**DIRECTIONS FOR THIS TASK**:
Copy out every line of the material below, keeping each character as it appears.
=== RECORDS SUPPLIED ===
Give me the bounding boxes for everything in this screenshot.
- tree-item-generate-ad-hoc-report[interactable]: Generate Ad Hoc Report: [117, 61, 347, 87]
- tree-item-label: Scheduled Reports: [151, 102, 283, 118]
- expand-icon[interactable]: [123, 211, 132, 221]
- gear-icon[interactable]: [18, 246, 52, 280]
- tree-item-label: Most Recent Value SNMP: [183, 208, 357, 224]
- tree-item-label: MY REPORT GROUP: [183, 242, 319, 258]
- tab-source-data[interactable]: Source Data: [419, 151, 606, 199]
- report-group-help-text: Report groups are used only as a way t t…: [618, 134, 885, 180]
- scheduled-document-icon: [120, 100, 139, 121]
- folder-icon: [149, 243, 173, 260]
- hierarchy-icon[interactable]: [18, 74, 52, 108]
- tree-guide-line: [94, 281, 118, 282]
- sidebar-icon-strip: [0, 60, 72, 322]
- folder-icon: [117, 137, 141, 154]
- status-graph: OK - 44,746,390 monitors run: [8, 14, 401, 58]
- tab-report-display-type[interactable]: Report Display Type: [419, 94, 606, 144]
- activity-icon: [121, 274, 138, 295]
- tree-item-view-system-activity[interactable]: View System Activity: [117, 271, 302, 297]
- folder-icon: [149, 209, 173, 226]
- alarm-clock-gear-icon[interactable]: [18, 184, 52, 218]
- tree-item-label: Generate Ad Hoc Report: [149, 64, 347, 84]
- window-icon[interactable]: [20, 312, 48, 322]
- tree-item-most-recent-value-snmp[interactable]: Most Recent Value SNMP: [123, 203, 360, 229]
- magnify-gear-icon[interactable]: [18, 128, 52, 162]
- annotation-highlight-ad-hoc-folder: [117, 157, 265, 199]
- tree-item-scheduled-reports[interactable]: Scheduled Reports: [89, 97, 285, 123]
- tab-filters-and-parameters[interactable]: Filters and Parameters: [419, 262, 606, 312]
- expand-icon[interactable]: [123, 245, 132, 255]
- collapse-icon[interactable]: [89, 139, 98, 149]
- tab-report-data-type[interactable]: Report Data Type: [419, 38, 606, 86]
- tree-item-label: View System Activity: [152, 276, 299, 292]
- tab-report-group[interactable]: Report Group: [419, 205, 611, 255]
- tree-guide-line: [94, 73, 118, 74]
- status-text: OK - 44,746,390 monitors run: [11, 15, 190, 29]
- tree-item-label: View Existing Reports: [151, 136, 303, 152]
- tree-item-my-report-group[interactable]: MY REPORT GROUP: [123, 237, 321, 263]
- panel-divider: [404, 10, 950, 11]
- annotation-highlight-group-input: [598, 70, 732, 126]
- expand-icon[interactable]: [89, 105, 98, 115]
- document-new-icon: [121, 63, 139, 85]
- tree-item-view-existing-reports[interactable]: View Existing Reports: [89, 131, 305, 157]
===
**OUTPUT OF THE TASK**:
Give me the bounding boxes for everything in this screenshot.
- tree-item-generate-ad-hoc-report[interactable]: Generate Ad Hoc Report: [117, 61, 347, 87]
- tree-item-label: Scheduled Reports: [151, 102, 283, 118]
- expand-icon[interactable]: [123, 211, 132, 221]
- gear-icon[interactable]: [18, 246, 52, 280]
- tree-item-label: Most Recent Value SNMP: [183, 208, 357, 224]
- tree-item-label: MY REPORT GROUP: [183, 242, 319, 258]
- tab-source-data[interactable]: Source Data: [419, 151, 606, 199]
- report-group-help-text: Report groups are used only as a way t t…: [618, 134, 885, 180]
- scheduled-document-icon: [120, 100, 139, 121]
- folder-icon: [149, 243, 173, 260]
- hierarchy-icon[interactable]: [18, 74, 52, 108]
- tree-guide-line: [94, 281, 118, 282]
- sidebar-icon-strip: [0, 60, 72, 322]
- folder-icon: [117, 137, 141, 154]
- status-graph: OK - 44,746,390 monitors run: [8, 14, 401, 58]
- tab-report-display-type[interactable]: Report Display Type: [419, 94, 606, 144]
- activity-icon: [121, 274, 138, 295]
- tree-item-view-system-activity[interactable]: View System Activity: [117, 271, 302, 297]
- folder-icon: [149, 209, 173, 226]
- alarm-clock-gear-icon[interactable]: [18, 184, 52, 218]
- tree-item-label: Generate Ad Hoc Report: [149, 64, 347, 84]
- window-icon[interactable]: [20, 312, 48, 322]
- tree-item-most-recent-value-snmp[interactable]: Most Recent Value SNMP: [123, 203, 360, 229]
- magnify-gear-icon[interactable]: [18, 128, 52, 162]
- annotation-highlight-ad-hoc-folder: [117, 157, 265, 199]
- tree-item-scheduled-reports[interactable]: Scheduled Reports: [89, 97, 285, 123]
- tab-filters-and-parameters[interactable]: Filters and Parameters: [419, 262, 606, 312]
- expand-icon[interactable]: [123, 245, 132, 255]
- collapse-icon[interactable]: [89, 139, 98, 149]
- tab-report-data-type[interactable]: Report Data Type: [419, 38, 606, 86]
- tree-item-label: View System Activity: [152, 276, 299, 292]
- tab-report-group[interactable]: Report Group: [419, 205, 611, 255]
- tree-guide-line: [94, 73, 118, 74]
- status-text: OK - 44,746,390 monitors run: [11, 15, 190, 29]
- tree-item-label: View Existing Reports: [151, 136, 303, 152]
- tree-item-my-report-group[interactable]: MY REPORT GROUP: [123, 237, 321, 263]
- panel-divider: [404, 10, 950, 11]
- annotation-highlight-group-input: [598, 70, 732, 126]
- expand-icon[interactable]: [89, 105, 98, 115]
- document-new-icon: [121, 63, 139, 85]
- tree-item-view-existing-reports[interactable]: View Existing Reports: [89, 131, 305, 157]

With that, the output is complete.